[Quoted passage start]
Geek Blight - Wrong fact about calling C code from Ada

Wrong fact about calling C code from Ada

Posted on 2016-06-21T17:24Z. Updated on 2020-07-25T19:13Z.

I’ve been working on Ada code for several years now and I noticed I rarely blog about it if at all. There are several reasons for that. The main one is I don’t consider myself an Ada expert. I don’t use it for personal projects and when I have to work with it it’s about maintaining or adapting an existing huge code base that started its life as Ada 83. Modernizing it is usually out of the question due to budget and time constraints, which also limits my knowledge of modern Ada. Second, I’m totally out of touch with the Ada community. Anyway, today I’ll write about a very specific part of Ada that’s factually wrong in some important web sites and resources with the hope search engines will pick up this page and show it to anyone searching for details on the topic. For everybody else, this post is very obscure. So here’s the thing: you cannot, in general, ignore the return value of C functions when calling them from Ada by importing them as procedures.

But before I dive into it, let me give you a very brief opinion on Ada. What I don’t like: its syntax, the tooling support, its IO library, its weird object system that’s being slowly fixed and dragged into mainline with each new version of the language. What I like: the runtime checks for mostly everything that, while slowing execution a bit, provide a lot of safety that’s missing in C or C++. In Ada, speed is important but not as important as safety. Also, the great way you can pass information between tasks (i.e. threads). It’s very powerful and expressive and probably deserves its own post so people who don’t know Ada can get an idea.

Back into the main topic. A lesser-known part of the Ada language allows you to call C code from your Ada code. You can do the reverse too. The main purpose is to keep your codebase smaller. For example, you may want to have a library of routines that you could use from Ada programs and C++ programs. It’s easy to write the common part in careful C and use that same code from both Ada and C++. Or sometimes you want to access a low-level feature of the operating system that’s not exposed in any Ada package, nonstandard or not, but it’s, of course, exposed as C. You’d like to write a wrapper to access those routines from Ada.

The general way is to declare a function or procedure (in Ada they’re separated but I consider the difference impractical) with an appropriate prototype. Then, you tell the compiler it’s actually implemented in C, indicating the symbol it should look for. An example: let’s suppose you have the following C function.

int add(int a, int b);

The equivalent Ada prototype is:

function Add (a : in Integer; b : in Integer) return Integer;

Below the declaration, you indicate it’s actually implemented in C.

pragma Import(C, Add, "add");

And you’re basically done as long as you include the object code for “add” in the executable during the final link step. Do note that the code above generally works but to be 100% safe, you should use a slightly different prototype.

with Interfaces.C;
function Add (a : in Interfaces.C.int;
              b : in Interfaces.C.int)
    return Interfaces.C.int;
pragma Import(C, Add, "add");

The Interfaces.C package makes sure integer types are properly aligned in size and range between Ada and C.

Now let’s suppose the function does something significant but the return value is not important to you. For example, some C functions return values by writing them to output arguments and, at the same time, as the return value of the function. Or, for example, see the “dangerous” (by Ada standards) memmove() C function, which always returns its first argument to easily chain calls should you need to do it.
[Quoted passage end]
[Stored data start]
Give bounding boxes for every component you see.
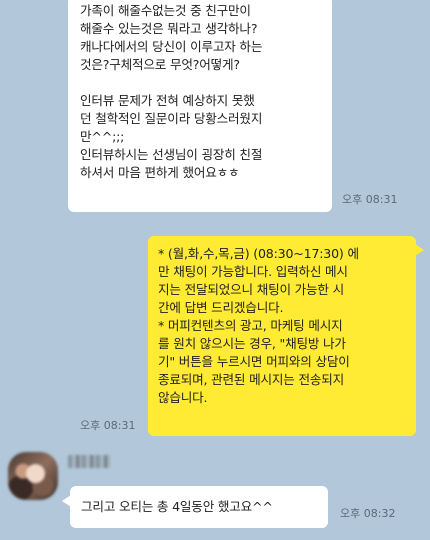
message-line: 않습니다. (158, 390, 208, 405)
message-line: 종료되며, 관련된 메시지는 전송되지 (158, 372, 345, 387)
sender-avatar[interactable] (8, 452, 58, 500)
message-line: 해줄수 있는것은 뭐라고 생각하나? (80, 21, 258, 36)
chat-area[interactable]: 가족이 해줄수없는것 중 친구만이 해줄수 있는것은 뭐라고 생각하나? 캐나다… (0, 0, 430, 540)
incoming-message-bubble[interactable]: 그리고 오티는 총 4일동안 했고요^^ (62, 486, 328, 528)
message-timestamp: 오후 08:32 (340, 507, 396, 520)
outgoing-message-bubble[interactable]: * (월,화,수,목,금) (08:30~17:30) 에 만 채팅이 가능합니… (148, 236, 424, 436)
sender-name-blurred (68, 455, 110, 468)
message-line: 지는 전달되었으니 채팅이 가능한 시 (158, 282, 345, 297)
message-timestamp: 오후 08:31 (342, 193, 398, 206)
message-line: 가족이 해줄수없는것 중 친구만이 (80, 3, 251, 18)
message-timestamp: 오후 08:31 (80, 419, 136, 432)
message-line: 그리고 오티는 총 4일동안 했고요^^ (81, 499, 273, 514)
message-line: 것은?구체적으로 무엇?어떻게? (80, 57, 240, 72)
message-line: 하셔서 마음 편하게 했어요ㅎㅎ (80, 165, 240, 180)
message-line: * 머피컨텐츠의 광고, 마케팅 메시지 (158, 318, 343, 333)
message-line: 기" 버튼을 누르시면 머피와의 상담이 (158, 354, 350, 369)
message-line: 던 철학적인 질문이라 당황스러웠지 (80, 111, 263, 126)
message-line: 만^^;;; (80, 129, 125, 144)
message-line: 간에 답변 드리겠습니다. (158, 300, 284, 315)
message-line: * (월,화,수,목,금) (08:30~17:30) 에 (158, 246, 359, 261)
message-line: 를 원치 않으시는 경우, "채팅방 나가 (158, 336, 346, 351)
message-line: 인터뷰하시는 선생님이 굉장히 친절 (80, 147, 263, 162)
message-line: 인터뷰 문제가 전혀 예상하지 못했 (80, 93, 255, 108)
incoming-message-bubble[interactable]: 가족이 해줄수없는것 중 친구만이 해줄수 있는것은 뭐라고 생각하나? 캐나다… (68, 0, 332, 212)
message-line: 만 채팅이 가능합니다. 입력하신 메시 (158, 264, 348, 279)
message-line: 캐나다에서의 당신이 이루고자 하는 (80, 39, 263, 54)
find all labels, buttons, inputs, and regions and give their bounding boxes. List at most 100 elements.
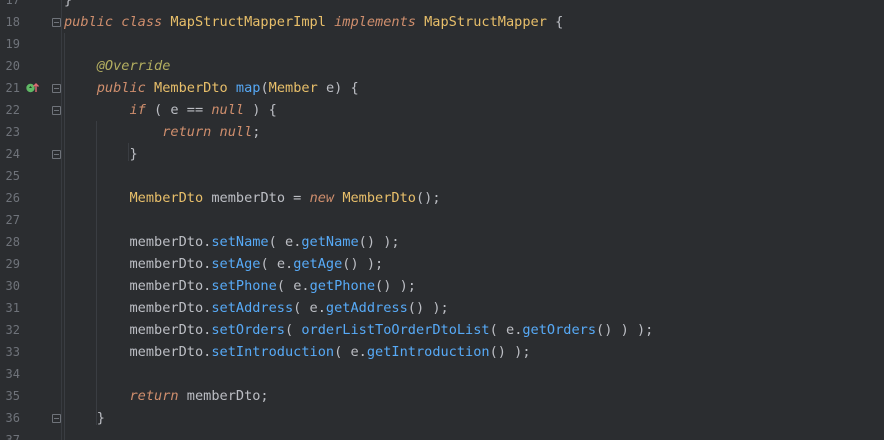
fold-icon[interactable] xyxy=(52,414,61,423)
code-token: } xyxy=(64,146,138,162)
code-line[interactable]: 23 return null; xyxy=(0,121,884,143)
code-line[interactable]: 24 } xyxy=(0,143,884,165)
code-text[interactable]: return null; xyxy=(64,121,260,143)
code-token: e xyxy=(350,344,359,360)
code-text[interactable]: memberDto.setIntroduction( e.getIntroduc… xyxy=(64,341,531,363)
code-token: . xyxy=(317,300,326,316)
code-text[interactable]: memberDto.setAge( e.getAge() ); xyxy=(64,253,383,275)
code-line[interactable]: 21 public MemberDto map(Member e) { xyxy=(0,77,884,99)
code-text[interactable]: MemberDto memberDto = new MemberDto(); xyxy=(64,187,441,209)
code-text[interactable]: @Override xyxy=(64,55,171,77)
code-token: getIntroduction xyxy=(366,344,490,360)
code-token: memberDto = xyxy=(203,190,310,206)
code-token: ( xyxy=(260,256,277,272)
code-text[interactable]: return memberDto; xyxy=(64,385,268,407)
code-token: ( xyxy=(260,80,269,96)
code-token: Member xyxy=(268,80,318,96)
code-text[interactable]: } xyxy=(64,143,138,165)
code-line[interactable]: 33 memberDto.setIntroduction( e.getIntro… xyxy=(0,341,884,363)
code-token: MapStructMapper xyxy=(424,14,547,30)
code-text[interactable]: public class MapStructMapperImpl impleme… xyxy=(64,11,563,33)
indent-guide xyxy=(64,33,65,440)
code-token: getName xyxy=(301,234,359,250)
line-number: 27 xyxy=(5,213,20,227)
code-token: (); xyxy=(415,190,441,206)
code-text[interactable]: public MemberDto map(Member e) { xyxy=(64,77,359,99)
code-line[interactable]: 29 memberDto.setAge( e.getAge() ); xyxy=(0,253,884,275)
code-text[interactable]: memberDto.setPhone( e.getPhone() ); xyxy=(64,275,416,297)
code-token: memberDto. xyxy=(64,234,212,250)
code-token: () ); xyxy=(489,344,531,360)
line-number: 30 xyxy=(5,279,20,293)
code-line[interactable]: 18 public class MapStructMapperImpl imple… xyxy=(0,11,884,33)
implementing-method-icon[interactable] xyxy=(26,82,39,93)
code-token: return xyxy=(162,124,212,140)
code-text[interactable]: memberDto.setAddress( e.getAddress() ); xyxy=(64,297,449,319)
code-token: e xyxy=(285,234,294,250)
code-token: ) { xyxy=(244,102,277,118)
code-token: . xyxy=(358,344,367,360)
code-token: setOrders xyxy=(211,322,285,338)
code-token: getPhone xyxy=(309,278,376,294)
fold-icon[interactable] xyxy=(52,84,61,93)
code-token: () ); xyxy=(407,300,449,316)
code-token: ( xyxy=(489,322,506,338)
code-text[interactable]: memberDto.setName( e.getName() ); xyxy=(64,231,399,253)
code-token: MapStructMapperImpl xyxy=(170,14,326,30)
code-token: ( xyxy=(276,278,294,294)
code-text[interactable]: if ( e == null ) { xyxy=(64,99,277,121)
code-line[interactable]: 26 MemberDto memberDto = new MemberDto()… xyxy=(0,187,884,209)
code-token: ( xyxy=(145,102,171,118)
code-token: null xyxy=(211,102,245,118)
code-line[interactable]: 36 } xyxy=(0,407,884,429)
code-token: getOrders xyxy=(522,322,597,338)
line-number: 28 xyxy=(5,235,20,249)
code-line[interactable]: 35 return memberDto; xyxy=(0,385,884,407)
code-line[interactable]: 34 xyxy=(0,363,884,385)
code-line[interactable]: 19 xyxy=(0,33,884,55)
code-token: ( xyxy=(334,344,351,360)
code-line[interactable]: 27 xyxy=(0,209,884,231)
code-editor[interactable]: 17} 18 public class MapStructMapperImpl im… xyxy=(0,0,884,440)
code-token: null xyxy=(219,124,253,140)
code-token: . xyxy=(285,256,294,272)
code-line[interactable]: 20 @Override xyxy=(0,55,884,77)
code-text[interactable]: } xyxy=(64,407,105,429)
code-line[interactable]: 17} xyxy=(0,0,884,11)
indent-guide xyxy=(96,121,97,425)
code-token: ; xyxy=(252,124,261,140)
fold-icon[interactable] xyxy=(52,106,61,115)
line-number: 35 xyxy=(5,389,20,403)
code-line[interactable]: 37 xyxy=(0,429,884,440)
code-token: ( xyxy=(268,234,285,250)
fold-icon[interactable] xyxy=(52,150,61,159)
fold-icon[interactable] xyxy=(52,18,61,27)
code-line[interactable]: 28 memberDto.setName( e.getName() ); xyxy=(0,231,884,253)
code-line[interactable]: 25 xyxy=(0,165,884,187)
code-token: memberDto. xyxy=(64,256,212,272)
code-line[interactable]: 32 memberDto.setOrders( orderListToOrder… xyxy=(0,319,884,341)
code-line[interactable]: 30 memberDto.setPhone( e.getPhone() ); xyxy=(0,275,884,297)
code-text[interactable]: } xyxy=(64,0,72,11)
code-token: e xyxy=(325,80,335,96)
code-token: ) { xyxy=(334,80,359,96)
code-text[interactable]: memberDto.setOrders( orderListToOrderDto… xyxy=(64,319,653,341)
code-token: memberDto. xyxy=(64,300,212,316)
code-token: ( xyxy=(293,300,310,316)
line-number: 25 xyxy=(5,169,20,183)
code-token: e xyxy=(506,322,515,338)
code-line[interactable]: 31 memberDto.setAddress( e.getAddress() … xyxy=(0,297,884,319)
code-token: map xyxy=(235,80,261,96)
code-token: return xyxy=(129,388,179,404)
code-token: implements xyxy=(334,14,416,30)
code-token: getAddress xyxy=(325,300,408,316)
line-number: 19 xyxy=(5,37,20,51)
code-line[interactable]: 22 if ( e == null ) { xyxy=(0,99,884,121)
line-number: 26 xyxy=(5,191,20,205)
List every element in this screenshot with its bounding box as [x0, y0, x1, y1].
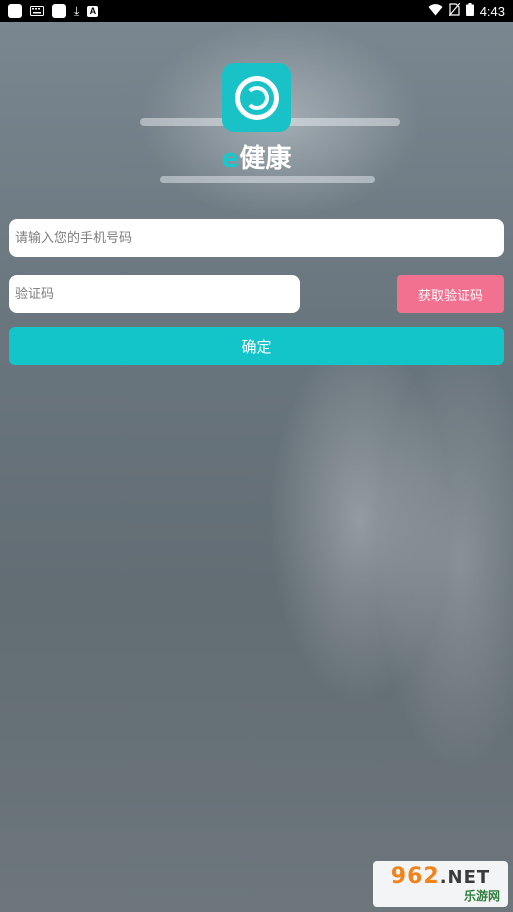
brand-e-letter: e	[221, 144, 240, 174]
no-sim-icon	[448, 2, 461, 19]
status-bar-right: 4:43	[428, 2, 513, 19]
status-bar-left: ⤓ A	[0, 3, 99, 18]
keyboard-icon	[30, 4, 44, 18]
battery-icon	[465, 3, 474, 19]
watermark-sub: 乐游网	[463, 888, 500, 903]
app-notification-icon	[52, 4, 66, 18]
phone-number-input[interactable]	[9, 219, 504, 257]
status-bar: ⤓ A 4:43	[0, 0, 513, 22]
app-logo	[222, 63, 291, 132]
background-light-stripe	[160, 176, 375, 183]
ring-logo-inner	[244, 85, 269, 110]
site-watermark-logo: 962.NET 乐游网	[373, 861, 508, 907]
watermark-number: 962	[390, 863, 440, 889]
a-badge-icon: A	[87, 5, 99, 17]
verification-code-input[interactable]	[9, 275, 300, 313]
clock: 4:43	[479, 3, 505, 19]
watermark-net: .NET	[439, 866, 491, 888]
brand-title: e健康	[0, 138, 513, 175]
watermark-main: 962.NET	[390, 863, 491, 889]
brand-name: 健康	[239, 144, 292, 174]
ring-logo-icon	[234, 75, 279, 120]
get-verification-code-button[interactable]: 获取验证码	[397, 275, 504, 313]
app-notification-icon	[8, 4, 22, 18]
wifi-icon	[428, 3, 443, 19]
download-icon: ⤓	[74, 3, 80, 18]
login-screen: ⤓ A 4:43 e健康 获取验证码 确定 962.NET 乐游网	[0, 0, 513, 912]
confirm-button[interactable]: 确定	[9, 327, 504, 365]
background-photo	[0, 0, 513, 912]
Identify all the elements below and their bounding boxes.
[Stored data end]
◆ **Goal 1**
Extract the passage of the post about calling C code from Ada from "And you’re basically" to "b : in Interfaces.C.int)".
◆ **Goal 2**
Pick up the post about calling C code from Ada after its last sentence and keep writing it.
The data is separate from the post about calling C code from Ada.

◆ **Expected output 1**
And you’re basically done as long as you include the object code for “add” in the executable during the final link step. Do note that the code above generally works but to be 100% safe, you should use a slightly different prototype.

with Interfaces.C;
function Add (a : in Interfaces.C.int;
              b : in Interfaces.C.int)

◆ **Expected output 2**
With our previous “add” function, we could write the following in C:

add(2, 3);

However, in Ada you cannot write the same code. The compiler won’t just spit out a warning. It will be considered an error.

interfaces_test.adb:8:04: cannot use function "add" in a procedure call
gnatmake: "interfaces_test.adb" compilation error

This would force you into declaring a variable to hold the return value. If you don’t use it for anything else, the compiler pesters you about it as soon as you compile with warnings enabled. See this example code:

$ cat interfaces_test.adb
procedure interfaces_test is
   function add (a, b: integer) return integer is
   begin
      return (a+b);
   end add;

   ret : integer;
begin
   ret := add(2, 3);
end interfaces_test;

$ gnatmake -Wall interfaces_test.adb
gcc -c -Wall interfaces_test.adb
interfaces_test.adb:7:04: warning: variable "ret" is assigned but never read
interfaces_test.adb:9:04: warning: useless assignment to "ret", value never referenced
gnatbind -x interfaces_test.ali
gnatlink interfaces_test.ali

Some notable resources you can find on the Internet, like the examples at the end of appendix B, section 3 of the Ada Reference Manual (essentially the official language specification) or section 16.1 of The Big Book of Linux Ada Programming seem to indicate you can ignore the returned value by declaring the function as a procedure from Ada, like this:

procedure Add (a, b : in Interfaces.C.int);

The first time I read it, it sounded suspicious at best. The Ada compiler will not check what the proper function or procedure prototype is because the symbol is only looked for when linking the final executable. I guess it would be technically doable but it would rely on second-guessing what the machine code for the function is doing. The Ada compiler relies on you to declare the right prototype.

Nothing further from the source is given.